**Angezeigter Textauszug:**
··········
Eineinhalb Jahre Schulkind – ein erstes Fazit

Als wir – vor zweieinhalb Jahren – anfingen, uns mit dem Thema Schule zu beschäftigen, erlebte ich zufällig einen Schlüsselmoment. Ich war bei einer Freundin zu Besuch, ihre große Tocher war zu dem Zeitpunkt in der zweiten Klasse. Meine Freundin erzählte mir, dass ihre Tochter in den letzten Wochen vermehrt Bauchweh gehabt hätte – eigentlich immer dann, wenn sie morgens zur Schule gehen sollte. In Gesprächen hätten sie dann rausgefunden, dass der Kleinen irgendwie alles zu viel war. Oft hatte sie so viel Hausaufgaben, dass sie nach der Schule gar nicht mehr spielen konnte. Sie hatte zudem ein bisschen Probleme mit dem Lesen und fühlte sich deshalb als "Versager." 

Ich war damals noch absolut unbedarft was das Thema Schule anging. Meiner Vorstellung nach ging es in Grundschulen relativ locker zu. Klar sollen Kinder dort lesen, schreiben und rechnen lernen – aber Wörter wie Druck, Nachhilfe und Überforderung stufte ich dort so gar nicht ein. Vielleicht auch, weil ich eine abolut unbeschwerte Grundschulzeit hatte. Ich kann mich nicht erinnern, dass ich damals lange an den Hausaufgaben saß, dass ein Kind in diesem Alter schon Nachhilfe bekommen hätte oder dass ich Leistungsdruck verspürt hätte. Und so war ich doch recht geschockt über die Erzählungen meiner Freundin.
··········
**Datenblock:**
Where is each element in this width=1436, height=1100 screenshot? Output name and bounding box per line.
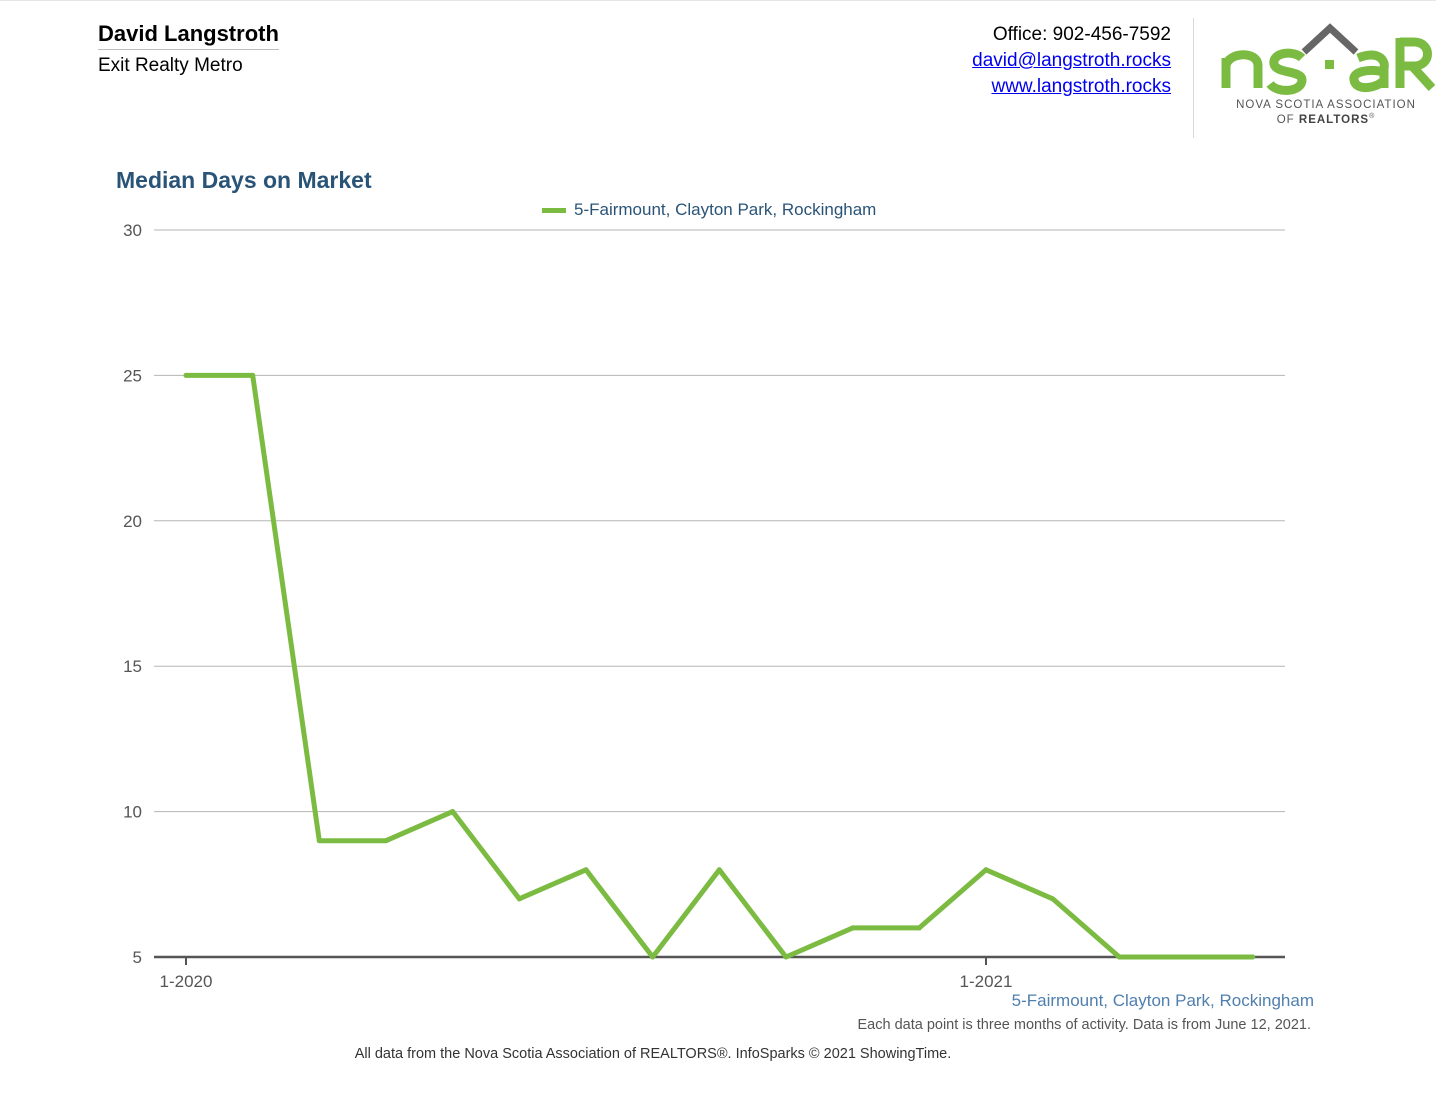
··········
**Zu erledigen:**
[1] Fassen Sie den Textauszug über den Einstieg in das Thema Schule in zwei Sätzen zusammen.
[2] Erklären Sie anhand des Textauszugs, warum sich die Tochter der Freundin als „Versager“ fühlte.
[3] Übertragen Sie aus dem Textauszug wortgetreu den Abschnitt zwischen „Ich war damals“ und „Erzählungen meiner Freundin.“, beide einschließlich.
Zur Bearbeitung ist ausschließlich der Textauszug heranzuziehen.

**Ergebnisse:**
[1] Bei einem Besuch erfuhr die erzählende Person, dass die Tochter einer Freundin in der zweiten Klasse morgens vor der Schule oft Bauchweh hatte, weil ihr durch viele Hausaufgaben und Probleme mit dem Lesen alles zu viel war. Nach der eigenen unbeschwerten Grundschulzeit ohne Nachhilfe und Leistungsdruck hatte die erzählende Person Grundschulen für relativ locker gehalten und war daher von diesen Erzählungen recht geschockt.

[2] Sie hatte ein bisschen Probleme mit dem Lesen. Deshalb fühlte sie sich als „Versager“.

[3]
Ich war damals noch absolut unbedarft was das Thema Schule anging. Meiner Vorstellung nach ging es in Grundschulen relativ locker zu. Klar sollen Kinder dort lesen, schreiben und rechnen lernen – aber Wörter wie Druck, Nachhilfe und Überforderung stufte ich dort so gar nicht ein. Vielleicht auch, weil ich eine abolut unbeschwerte Grundschulzeit hatte. Ich kann mich nicht erinnern, dass ich damals lange an den Hausaufgaben saß, dass ein Kind in diesem Alter schon Nachhilfe bekommen hätte oder dass ich Leistungsdruck verspürt hätte. Und so war ich doch recht geschockt über die Erzählungen meiner Freundin.